Drop the pictures from the entries below, then reproduce the rest exactly.
★ ★ ★ ★
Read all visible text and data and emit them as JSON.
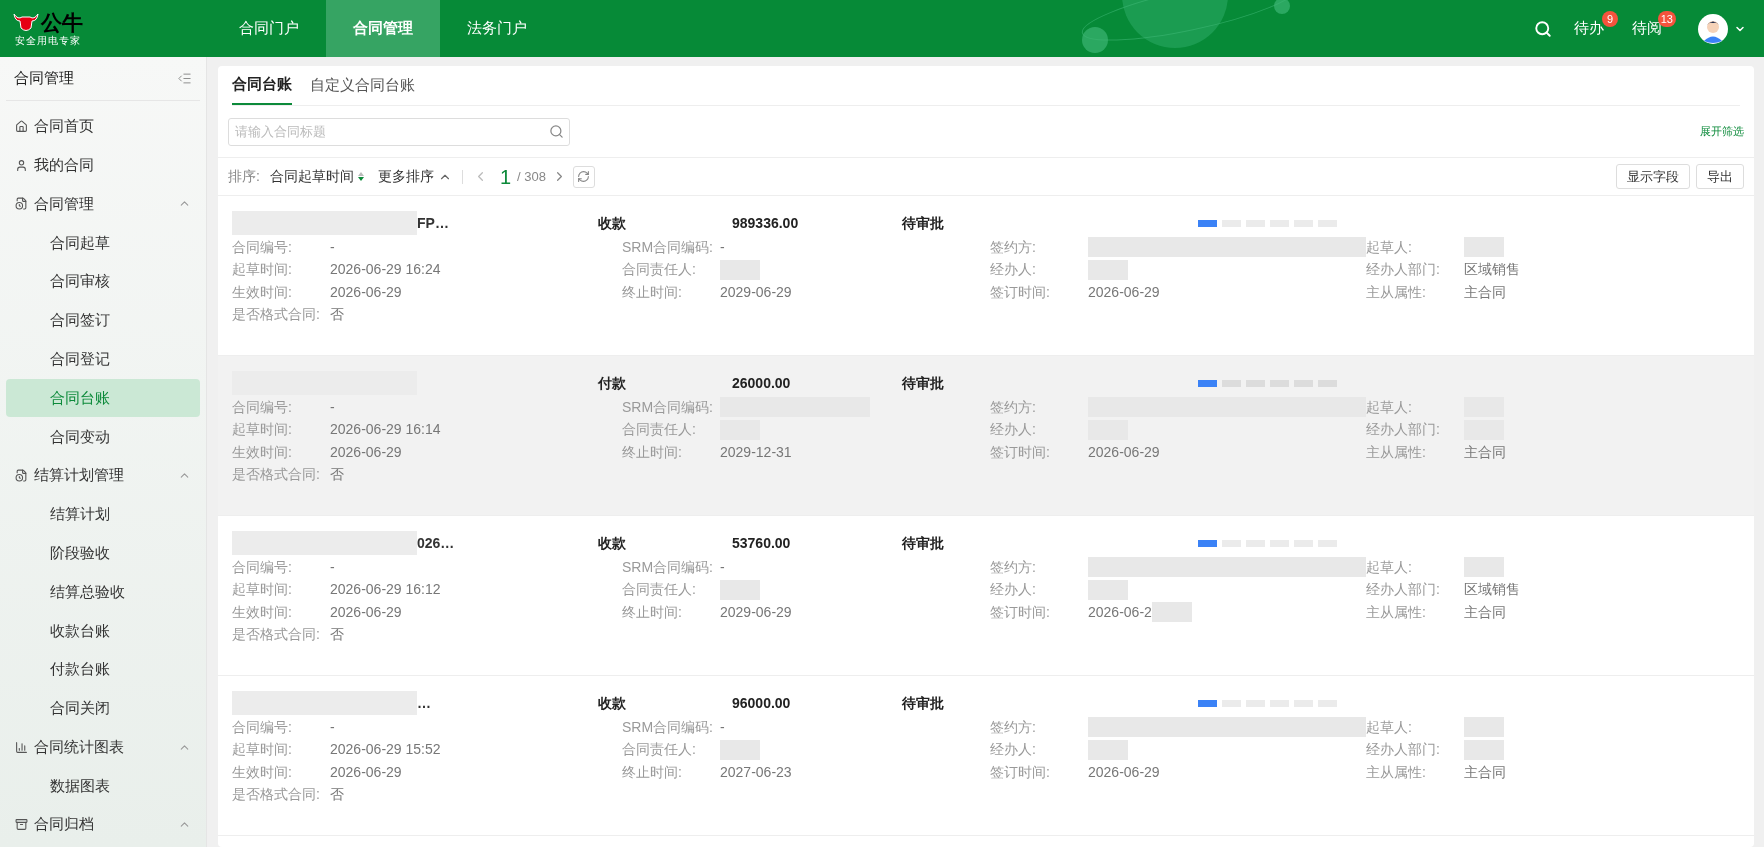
{
  "header": {
    "logo_text": "公牛",
    "logo_slogan": "安全用电专家",
    "nav": [
      {
        "label": "合同门户",
        "selected": false
      },
      {
        "label": "合同管理",
        "selected": true
      },
      {
        "label": "法务门户",
        "selected": false
      }
    ],
    "todo": {
      "label": "待办",
      "count": "9"
    },
    "toread": {
      "label": "待阅",
      "count": "13"
    }
  },
  "sidebar": {
    "title": "合同管理",
    "items": [
      {
        "label": "合同首页",
        "selected": false
      },
      {
        "label": "我的合同",
        "selected": false
      },
      {
        "label": "合同管理",
        "selected": false,
        "expanded": true,
        "children": [
          {
            "label": "合同起草",
            "selected": false
          },
          {
            "label": "合同审核",
            "selected": false
          },
          {
            "label": "合同签订",
            "selected": false
          },
          {
            "label": "合同登记",
            "selected": false
          },
          {
            "label": "合同台账",
            "selected": true
          },
          {
            "label": "合同变动",
            "selected": false
          }
        ]
      },
      {
        "label": "结算计划管理",
        "selected": false,
        "expanded": true,
        "children": [
          {
            "label": "结算计划",
            "selected": false
          },
          {
            "label": "阶段验收",
            "selected": false
          },
          {
            "label": "结算总验收",
            "selected": false
          },
          {
            "label": "收款台账",
            "selected": false
          },
          {
            "label": "付款台账",
            "selected": false
          },
          {
            "label": "合同关闭",
            "selected": false
          }
        ]
      },
      {
        "label": "合同统计图表",
        "selected": false,
        "expanded": true,
        "children": [
          {
            "label": "数据图表",
            "selected": false
          }
        ]
      },
      {
        "label": "合同归档",
        "selected": false,
        "expanded": true
      }
    ]
  },
  "tabs": [
    {
      "label": "合同台账",
      "selected": true
    },
    {
      "label": "自定义合同台账",
      "selected": false
    }
  ],
  "search": {
    "placeholder": "请输入合同标题"
  },
  "filter_link": "展开筛选",
  "toolbar": {
    "sort_label": "排序:",
    "sort_field": "合同起草时间",
    "more_sort": "更多排序",
    "page": "1",
    "total": "/ 308",
    "buttons": [
      "显示字段",
      "导出"
    ]
  },
  "contracts": [
    {
      "title": "FP…",
      "type": "收款",
      "amount": "989336.00",
      "status": "待审批",
      "highlighted": false,
      "steps": [
        {
          "done": true
        },
        {
          "done": false
        },
        {
          "done": false
        },
        {
          "done": false
        },
        {
          "done": false
        },
        {
          "done": false
        }
      ],
      "fields": [
        {
          "label": "合同编号:",
          "value": "-",
          "redacted": false
        },
        {
          "label": "SRM合同编码:",
          "value": "-",
          "redacted": false
        },
        {
          "label": "签约方:",
          "redacted": true
        },
        {
          "label": "起草人:",
          "redacted": true
        },
        {
          "label": "起草时间:",
          "value": "2026-06-29 16:24",
          "redacted": false
        },
        {
          "label": "合同责任人:",
          "redacted": true
        },
        {
          "label": "经办人:",
          "redacted": true
        },
        {
          "label": "经办人部门:",
          "value": "区域销售",
          "redacted": false
        },
        {
          "label": "生效时间:",
          "value": "2026-06-29",
          "redacted": false
        },
        {
          "label": "终止时间:",
          "value": "2029-06-29",
          "redacted": false
        },
        {
          "label": "签订时间:",
          "value": "2026-06-29",
          "redacted": false
        },
        {
          "label": "主从属性:",
          "value": "主合同",
          "redacted": false
        },
        {
          "label": "是否格式合同:",
          "value": "否",
          "redacted": false
        }
      ]
    },
    {
      "type": "付款",
      "amount": "26000.00",
      "status": "待审批",
      "highlighted": true,
      "steps": [
        {
          "done": true
        },
        {
          "done": false
        },
        {
          "done": false
        },
        {
          "done": false
        },
        {
          "done": false
        },
        {
          "done": false
        }
      ],
      "fields": [
        {
          "label": "合同编号:",
          "value": "-",
          "redacted": false
        },
        {
          "label": "SRM合同编码:",
          "redacted": true
        },
        {
          "label": "签约方:",
          "redacted": true
        },
        {
          "label": "起草人:",
          "redacted": true
        },
        {
          "label": "起草时间:",
          "value": "2026-06-29 16:14",
          "redacted": false
        },
        {
          "label": "合同责任人:",
          "redacted": true
        },
        {
          "label": "经办人:",
          "redacted": true
        },
        {
          "label": "经办人部门:",
          "redacted": true
        },
        {
          "label": "生效时间:",
          "value": "2026-06-29",
          "redacted": false
        },
        {
          "label": "终止时间:",
          "value": "2029-12-31",
          "redacted": false
        },
        {
          "label": "签订时间:",
          "value": "2026-06-29",
          "redacted": false
        },
        {
          "label": "主从属性:",
          "value": "主合同",
          "redacted": false
        },
        {
          "label": "是否格式合同:",
          "value": "否",
          "redacted": false
        }
      ]
    },
    {
      "title": "026…",
      "type": "收款",
      "amount": "53760.00",
      "status": "待审批",
      "highlighted": false,
      "steps": [
        {
          "done": true
        },
        {
          "done": false
        },
        {
          "done": false
        },
        {
          "done": false
        },
        {
          "done": false
        },
        {
          "done": false
        }
      ],
      "fields": [
        {
          "label": "合同编号:",
          "value": "-",
          "redacted": false
        },
        {
          "label": "SRM合同编码:",
          "value": "-",
          "redacted": false
        },
        {
          "label": "签约方:",
          "redacted": true
        },
        {
          "label": "起草人:",
          "redacted": true
        },
        {
          "label": "起草时间:",
          "value": "2026-06-29 16:12",
          "redacted": false
        },
        {
          "label": "合同责任人:",
          "redacted": true
        },
        {
          "label": "经办人:",
          "redacted": true
        },
        {
          "label": "经办人部门:",
          "value": "区域销售",
          "redacted": false
        },
        {
          "label": "生效时间:",
          "value": "2026-06-29",
          "redacted": false
        },
        {
          "label": "终止时间:",
          "value": "2029-06-29",
          "redacted": false
        },
        {
          "label": "签订时间:",
          "value": "2026-06-2",
          "redacted": true
        },
        {
          "label": "主从属性:",
          "value": "主合同",
          "redacted": false
        },
        {
          "label": "是否格式合同:",
          "value": "否",
          "redacted": false
        }
      ]
    },
    {
      "title": "…",
      "type": "收款",
      "amount": "96000.00",
      "status": "待审批",
      "highlighted": false,
      "steps": [
        {
          "done": true
        },
        {
          "done": false
        },
        {
          "done": false
        },
        {
          "done": false
        },
        {
          "done": false
        },
        {
          "done": false
        }
      ],
      "fields": [
        {
          "label": "合同编号:",
          "value": "-",
          "redacted": false
        },
        {
          "label": "SRM合同编码:",
          "value": "-",
          "redacted": false
        },
        {
          "label": "签约方:",
          "redacted": true
        },
        {
          "label": "起草人:",
          "redacted": true
        },
        {
          "label": "起草时间:",
          "value": "2026-06-29 15:52",
          "redacted": false
        },
        {
          "label": "合同责任人:",
          "redacted": true
        },
        {
          "label": "经办人:",
          "redacted": true
        },
        {
          "label": "经办人部门:",
          "redacted": true
        },
        {
          "label": "生效时间:",
          "value": "2026-06-29",
          "redacted": false
        },
        {
          "label": "终止时间:",
          "value": "2027-06-23",
          "redacted": false
        },
        {
          "label": "签订时间:",
          "value": "2026-06-29",
          "redacted": false
        },
        {
          "label": "主从属性:",
          "value": "主合同",
          "redacted": false
        },
        {
          "label": "是否格式合同:",
          "value": "否",
          "redacted": false
        }
      ]
    }
  ]
}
★ ★ ★ ★
#### [RESULT]
Read all visible text and data and emit them as JSON.
{
  "header": {
    "logo_text": "公牛",
    "logo_slogan": "安全用电专家",
    "nav": [
      {
        "label": "合同门户",
        "selected": false
      },
      {
        "label": "合同管理",
        "selected": true
      },
      {
        "label": "法务门户",
        "selected": false
      }
    ],
    "todo": {
      "label": "待办",
      "count": "9"
    },
    "toread": {
      "label": "待阅",
      "count": "13"
    }
  },
  "sidebar": {
    "title": "合同管理",
    "items": [
      {
        "label": "合同首页",
        "selected": false
      },
      {
        "label": "我的合同",
        "selected": false
      },
      {
        "label": "合同管理",
        "selected": false,
        "expanded": true,
        "children": [
          {
            "label": "合同起草",
            "selected": false
          },
          {
            "label": "合同审核",
            "selected": false
          },
          {
            "label": "合同签订",
            "selected": false
          },
          {
            "label": "合同登记",
            "selected": false
          },
          {
            "label": "合同台账",
            "selected": true
          },
          {
            "label": "合同变动",
            "selected": false
          }
        ]
      },
      {
        "label": "结算计划管理",
        "selected": false,
        "expanded": true,
        "children": [
          {
            "label": "结算计划",
            "selected": false
          },
          {
            "label": "阶段验收",
            "selected": false
          },
          {
            "label": "结算总验收",
            "selected": false
          },
          {
            "label": "收款台账",
            "selected": false
          },
          {
            "label": "付款台账",
            "selected": false
          },
          {
            "label": "合同关闭",
            "selected": false
          }
        ]
      },
      {
        "label": "合同统计图表",
        "selected": false,
        "expanded": true,
        "children": [
          {
            "label": "数据图表",
            "selected": false
          }
        ]
      },
      {
        "label": "合同归档",
        "selected": false,
        "expanded": true
      }
    ]
  },
  "tabs": [
    {
      "label": "合同台账",
      "selected": true
    },
    {
      "label": "自定义合同台账",
      "selected": false
    }
  ],
  "search": {
    "placeholder": "请输入合同标题"
  },
  "filter_link": "展开筛选",
  "toolbar": {
    "sort_label": "排序:",
    "sort_field": "合同起草时间",
    "more_sort": "更多排序",
    "page": "1",
    "total": "/ 308",
    "buttons": [
      "显示字段",
      "导出"
    ]
  },
  "contracts": [
    {
      "title": "FP…",
      "type": "收款",
      "amount": "989336.00",
      "status": "待审批",
      "highlighted": false,
      "steps": [
        {
          "done": true
        },
        {
          "done": false
        },
        {
          "done": false
        },
        {
          "done": false
        },
        {
          "done": false
        },
        {
          "done": false
        }
      ],
      "fields": [
        {
          "label": "合同编号:",
          "value": "-",
          "redacted": false
        },
        {
          "label": "SRM合同编码:",
          "value": "-",
          "redacted": false
        },
        {
          "label": "签约方:",
          "redacted": true
        },
        {
          "label": "起草人:",
          "redacted": true
        },
        {
          "label": "起草时间:",
          "value": "2026-06-29 16:24",
          "redacted": false
        },
        {
          "label": "合同责任人:",
          "redacted": true
        },
        {
          "label": "经办人:",
          "redacted": true
        },
        {
          "label": "经办人部门:",
          "value": "区域销售",
          "redacted": false
        },
        {
          "label": "生效时间:",
          "value": "2026-06-29",
          "redacted": false
        },
        {
          "label": "终止时间:",
          "value": "2029-06-29",
          "redacted": false
        },
        {
          "label": "签订时间:",
          "value": "2026-06-29",
          "redacted": false
        },
        {
          "label": "主从属性:",
          "value": "主合同",
          "redacted": false
        },
        {
          "label": "是否格式合同:",
          "value": "否",
          "redacted": false
        }
      ]
    },
    {
      "type": "付款",
      "amount": "26000.00",
      "status": "待审批",
      "highlighted": true,
      "steps": [
        {
          "done": true
        },
        {
          "done": false
        },
        {
          "done": false
        },
        {
          "done": false
        },
        {
          "done": false
        },
        {
          "done": false
        }
      ],
      "fields": [
        {
          "label": "合同编号:",
          "value": "-",
          "redacted": false
        },
        {
          "label": "SRM合同编码:",
          "redacted": true
        },
        {
          "label": "签约方:",
          "redacted": true
        },
        {
          "label": "起草人:",
          "redacted": true
        },
        {
          "label": "起草时间:",
          "value": "2026-06-29 16:14",
          "redacted": false
        },
        {
          "label": "合同责任人:",
          "redacted": true
        },
        {
          "label": "经办人:",
          "redacted": true
        },
        {
          "label": "经办人部门:",
          "redacted": true
        },
        {
          "label": "生效时间:",
          "value": "2026-06-29",
          "redacted": false
        },
        {
          "label": "终止时间:",
          "value": "2029-12-31",
          "redacted": false
        },
        {
          "label": "签订时间:",
          "value": "2026-06-29",
          "redacted": false
        },
        {
          "label": "主从属性:",
          "value": "主合同",
          "redacted": false
        },
        {
          "label": "是否格式合同:",
          "value": "否",
          "redacted": false
        }
      ]
    },
    {
      "title": "026…",
      "type": "收款",
      "amount": "53760.00",
      "status": "待审批",
      "highlighted": false,
      "steps": [
        {
          "done": true
        },
        {
          "done": false
        },
        {
          "done": false
        },
        {
          "done": false
        },
        {
          "done": false
        },
        {
          "done": false
        }
      ],
      "fields": [
        {
          "label": "合同编号:",
          "value": "-",
          "redacted": false
        },
        {
          "label": "SRM合同编码:",
          "value": "-",
          "redacted": false
        },
        {
          "label": "签约方:",
          "redacted": true
        },
        {
          "label": "起草人:",
          "redacted": true
        },
        {
          "label": "起草时间:",
          "value": "2026-06-29 16:12",
          "redacted": false
        },
        {
          "label": "合同责任人:",
          "redacted": true
        },
        {
          "label": "经办人:",
          "redacted": true
        },
        {
          "label": "经办人部门:",
          "value": "区域销售",
          "redacted": false
        },
        {
          "label": "生效时间:",
          "value": "2026-06-29",
          "redacted": false
        },
        {
          "label": "终止时间:",
          "value": "2029-06-29",
          "redacted": false
        },
        {
          "label": "签订时间:",
          "value": "2026-06-2",
          "redacted": true
        },
        {
          "label": "主从属性:",
          "value": "主合同",
          "redacted": false
        },
        {
          "label": "是否格式合同:",
          "value": "否",
          "redacted": false
        }
      ]
    },
    {
      "title": "…",
      "type": "收款",
      "amount": "96000.00",
      "status": "待审批",
      "highlighted": false,
      "steps": [
        {
          "done": true
        },
        {
          "done": false
        },
        {
          "done": false
        },
        {
          "done": false
        },
        {
          "done": false
        },
        {
          "done": false
        }
      ],
      "fields": [
        {
          "label": "合同编号:",
          "value": "-",
          "redacted": false
        },
        {
          "label": "SRM合同编码:",
          "value": "-",
          "redacted": false
        },
        {
          "label": "签约方:",
          "redacted": true
        },
        {
          "label": "起草人:",
          "redacted": true
        },
        {
          "label": "起草时间:",
          "value": "2026-06-29 15:52",
          "redacted": false
        },
        {
          "label": "合同责任人:",
          "redacted": true
        },
        {
          "label": "经办人:",
          "redacted": true
        },
        {
          "label": "经办人部门:",
          "redacted": true
        },
        {
          "label": "生效时间:",
          "value": "2026-06-29",
          "redacted": false
        },
        {
          "label": "终止时间:",
          "value": "2027-06-23",
          "redacted": false
        },
        {
          "label": "签订时间:",
          "value": "2026-06-29",
          "redacted": false
        },
        {
          "label": "主从属性:",
          "value": "主合同",
          "redacted": false
        },
        {
          "label": "是否格式合同:",
          "value": "否",
          "redacted": false
        }
      ]
    }
  ]
}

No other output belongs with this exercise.